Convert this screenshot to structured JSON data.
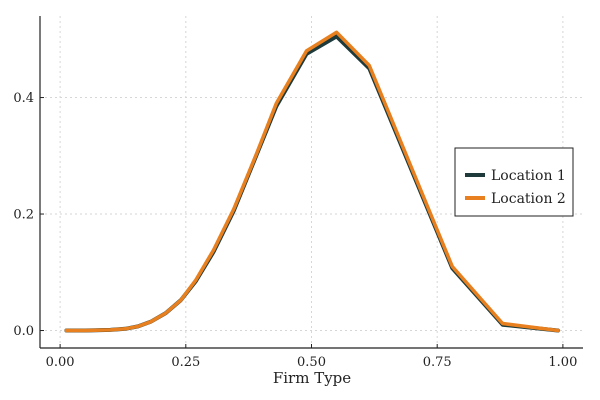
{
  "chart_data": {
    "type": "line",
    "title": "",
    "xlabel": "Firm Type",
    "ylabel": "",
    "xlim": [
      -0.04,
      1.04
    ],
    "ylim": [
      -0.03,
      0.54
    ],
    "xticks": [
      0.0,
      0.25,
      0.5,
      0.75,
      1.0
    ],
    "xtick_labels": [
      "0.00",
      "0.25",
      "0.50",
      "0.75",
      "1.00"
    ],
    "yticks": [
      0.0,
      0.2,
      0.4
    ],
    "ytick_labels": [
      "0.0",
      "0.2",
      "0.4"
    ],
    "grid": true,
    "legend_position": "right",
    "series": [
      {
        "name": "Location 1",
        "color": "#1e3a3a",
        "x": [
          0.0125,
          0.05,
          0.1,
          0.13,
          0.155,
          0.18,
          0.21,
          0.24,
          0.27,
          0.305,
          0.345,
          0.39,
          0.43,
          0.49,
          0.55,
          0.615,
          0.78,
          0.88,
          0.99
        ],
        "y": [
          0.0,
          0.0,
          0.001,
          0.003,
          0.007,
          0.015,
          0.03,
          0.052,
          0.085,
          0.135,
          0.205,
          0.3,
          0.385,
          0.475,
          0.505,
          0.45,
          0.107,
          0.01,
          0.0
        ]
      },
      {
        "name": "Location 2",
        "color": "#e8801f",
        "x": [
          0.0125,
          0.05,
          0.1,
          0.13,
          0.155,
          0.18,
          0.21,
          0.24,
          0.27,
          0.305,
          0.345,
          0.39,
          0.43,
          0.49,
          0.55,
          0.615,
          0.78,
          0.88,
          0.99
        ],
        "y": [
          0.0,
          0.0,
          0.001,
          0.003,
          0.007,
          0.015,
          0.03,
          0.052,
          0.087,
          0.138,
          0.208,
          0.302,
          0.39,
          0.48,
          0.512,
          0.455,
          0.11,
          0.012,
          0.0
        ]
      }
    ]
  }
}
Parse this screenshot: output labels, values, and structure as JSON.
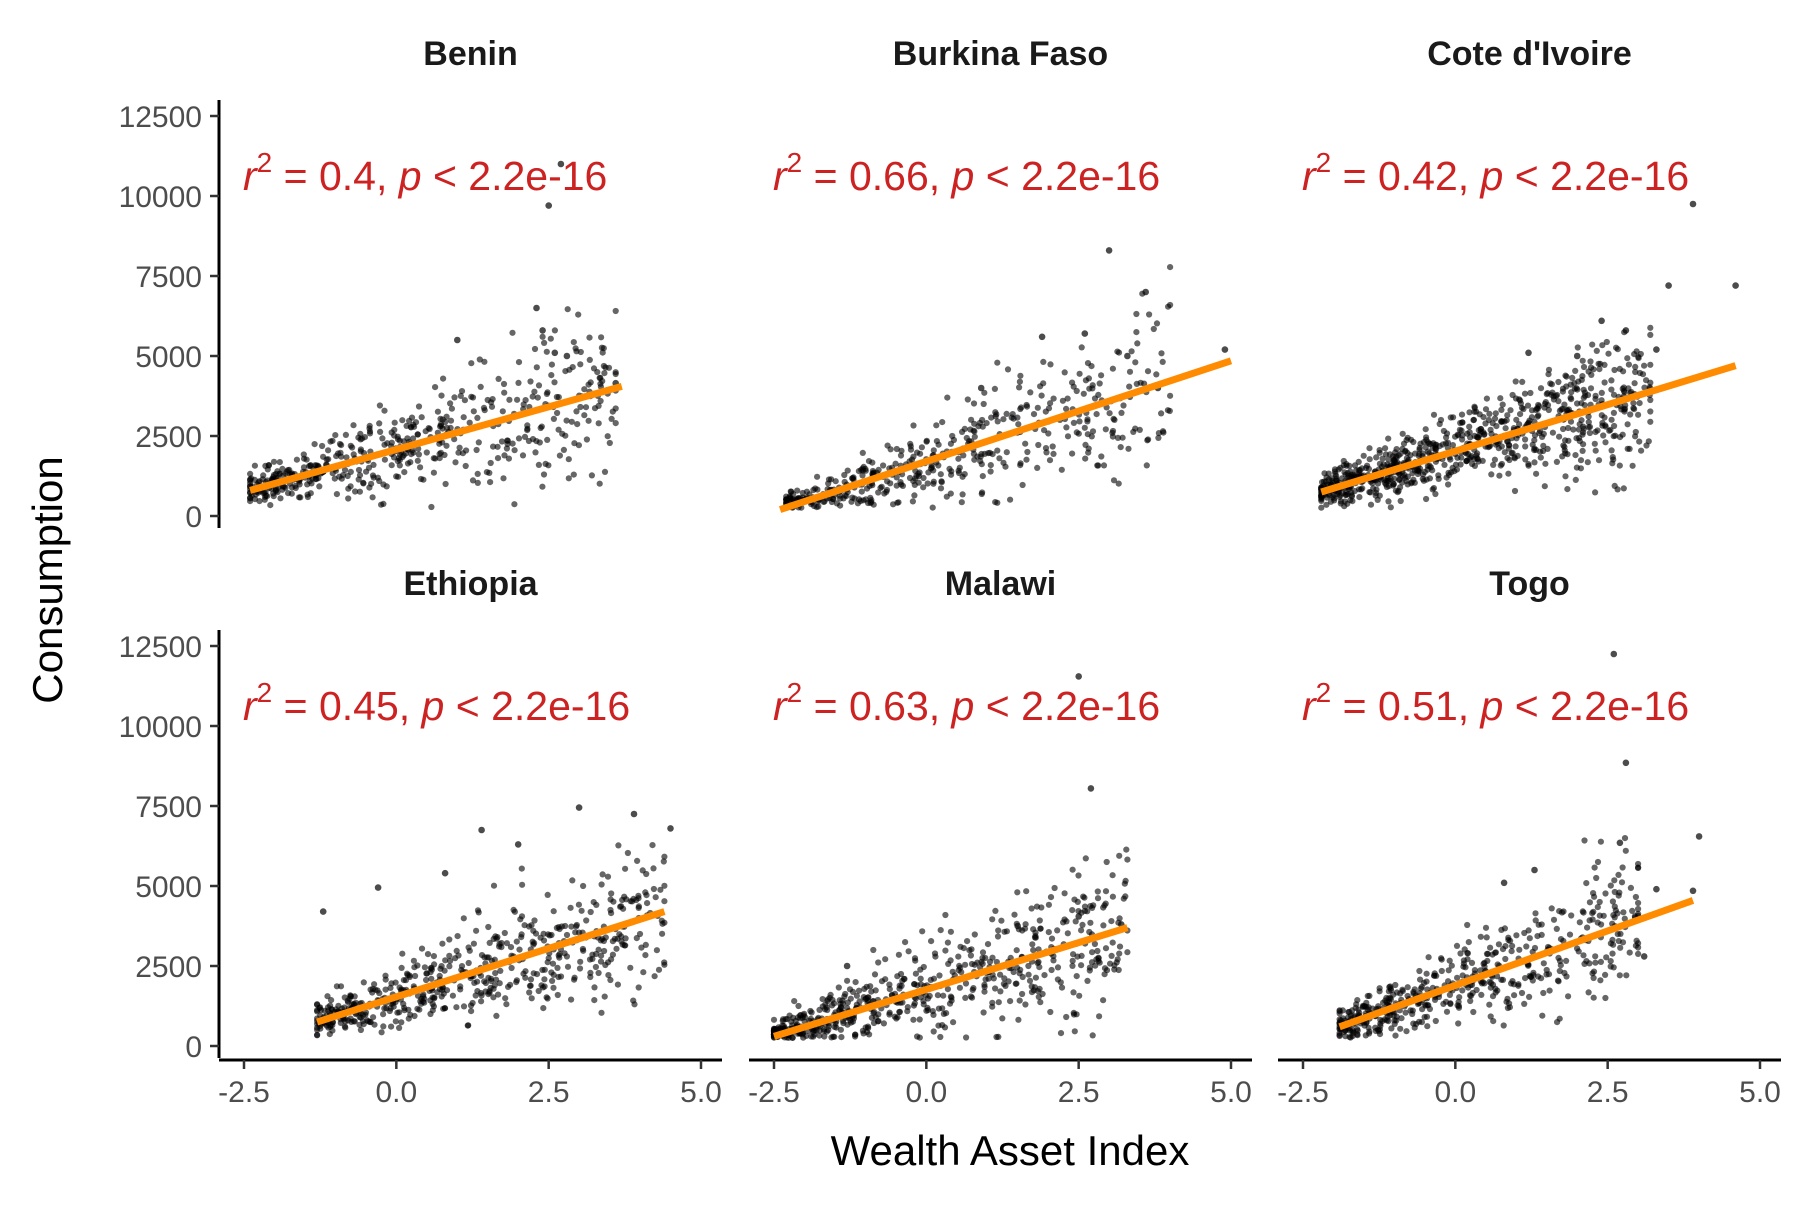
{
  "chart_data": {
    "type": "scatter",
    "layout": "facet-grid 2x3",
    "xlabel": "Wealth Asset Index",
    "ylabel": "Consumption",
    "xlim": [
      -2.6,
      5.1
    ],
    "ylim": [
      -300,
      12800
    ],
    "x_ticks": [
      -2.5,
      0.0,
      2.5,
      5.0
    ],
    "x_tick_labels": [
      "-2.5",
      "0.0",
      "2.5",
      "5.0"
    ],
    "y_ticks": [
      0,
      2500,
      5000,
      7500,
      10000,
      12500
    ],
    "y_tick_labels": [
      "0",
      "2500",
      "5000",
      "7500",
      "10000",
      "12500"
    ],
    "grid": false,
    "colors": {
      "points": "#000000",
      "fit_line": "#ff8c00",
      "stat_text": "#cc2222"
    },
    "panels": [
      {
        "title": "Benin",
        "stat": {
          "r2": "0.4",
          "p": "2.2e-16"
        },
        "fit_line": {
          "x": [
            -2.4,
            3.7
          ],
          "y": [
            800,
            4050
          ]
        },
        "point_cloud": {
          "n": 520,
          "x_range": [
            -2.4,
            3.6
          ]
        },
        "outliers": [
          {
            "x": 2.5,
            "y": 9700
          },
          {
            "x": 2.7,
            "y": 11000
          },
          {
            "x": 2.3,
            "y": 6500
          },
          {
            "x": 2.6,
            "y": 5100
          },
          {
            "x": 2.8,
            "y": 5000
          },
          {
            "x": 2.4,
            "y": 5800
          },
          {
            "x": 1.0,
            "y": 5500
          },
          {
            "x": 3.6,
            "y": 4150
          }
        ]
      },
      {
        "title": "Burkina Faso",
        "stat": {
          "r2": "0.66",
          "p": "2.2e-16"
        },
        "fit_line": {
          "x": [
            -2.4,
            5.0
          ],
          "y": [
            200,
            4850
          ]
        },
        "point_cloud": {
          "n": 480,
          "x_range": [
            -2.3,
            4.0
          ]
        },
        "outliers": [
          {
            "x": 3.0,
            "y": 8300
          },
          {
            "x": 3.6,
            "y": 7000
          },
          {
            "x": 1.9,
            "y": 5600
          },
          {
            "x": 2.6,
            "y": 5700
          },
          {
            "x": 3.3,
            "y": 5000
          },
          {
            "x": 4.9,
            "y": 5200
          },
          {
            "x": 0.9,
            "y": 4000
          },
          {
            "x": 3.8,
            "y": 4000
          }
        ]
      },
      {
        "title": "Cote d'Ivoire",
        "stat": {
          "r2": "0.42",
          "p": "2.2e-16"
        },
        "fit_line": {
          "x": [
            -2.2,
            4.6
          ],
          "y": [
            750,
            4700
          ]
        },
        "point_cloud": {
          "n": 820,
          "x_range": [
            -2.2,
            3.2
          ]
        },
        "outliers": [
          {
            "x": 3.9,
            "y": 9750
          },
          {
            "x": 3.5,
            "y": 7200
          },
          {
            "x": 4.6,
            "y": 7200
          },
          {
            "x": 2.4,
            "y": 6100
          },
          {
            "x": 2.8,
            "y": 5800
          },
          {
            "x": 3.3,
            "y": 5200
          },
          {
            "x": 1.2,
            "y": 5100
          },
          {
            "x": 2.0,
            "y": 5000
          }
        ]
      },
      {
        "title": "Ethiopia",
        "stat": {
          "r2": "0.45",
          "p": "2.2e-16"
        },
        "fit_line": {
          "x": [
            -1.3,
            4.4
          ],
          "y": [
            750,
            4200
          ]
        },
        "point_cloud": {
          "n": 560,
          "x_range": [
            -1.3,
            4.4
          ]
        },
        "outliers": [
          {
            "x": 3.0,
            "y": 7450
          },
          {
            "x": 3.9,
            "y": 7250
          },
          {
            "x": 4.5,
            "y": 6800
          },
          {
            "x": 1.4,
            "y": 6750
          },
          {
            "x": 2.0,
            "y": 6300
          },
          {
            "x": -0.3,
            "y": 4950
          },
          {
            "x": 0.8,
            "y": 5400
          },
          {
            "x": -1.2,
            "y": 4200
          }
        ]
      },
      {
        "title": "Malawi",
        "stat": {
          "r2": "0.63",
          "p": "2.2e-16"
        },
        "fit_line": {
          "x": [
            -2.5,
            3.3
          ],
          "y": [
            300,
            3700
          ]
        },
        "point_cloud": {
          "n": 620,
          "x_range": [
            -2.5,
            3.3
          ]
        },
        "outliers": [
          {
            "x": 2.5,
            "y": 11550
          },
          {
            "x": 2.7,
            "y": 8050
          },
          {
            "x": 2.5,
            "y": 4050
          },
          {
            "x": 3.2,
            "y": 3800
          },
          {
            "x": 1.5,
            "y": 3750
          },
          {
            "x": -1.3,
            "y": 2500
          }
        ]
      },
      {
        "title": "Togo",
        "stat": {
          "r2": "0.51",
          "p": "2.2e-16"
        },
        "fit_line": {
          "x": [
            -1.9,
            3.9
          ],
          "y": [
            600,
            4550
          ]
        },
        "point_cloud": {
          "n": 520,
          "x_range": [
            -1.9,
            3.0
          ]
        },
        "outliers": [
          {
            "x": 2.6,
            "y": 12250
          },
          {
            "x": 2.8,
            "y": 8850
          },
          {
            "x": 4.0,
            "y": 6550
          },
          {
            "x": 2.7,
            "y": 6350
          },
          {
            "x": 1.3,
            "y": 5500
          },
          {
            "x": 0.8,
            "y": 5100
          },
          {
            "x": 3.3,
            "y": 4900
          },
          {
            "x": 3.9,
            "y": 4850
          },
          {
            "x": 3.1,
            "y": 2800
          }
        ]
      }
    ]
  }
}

····················

= What the task requires =
Of all the lines in the entries, how many contain the word "title"? Give only the number.

= Exercise result =
7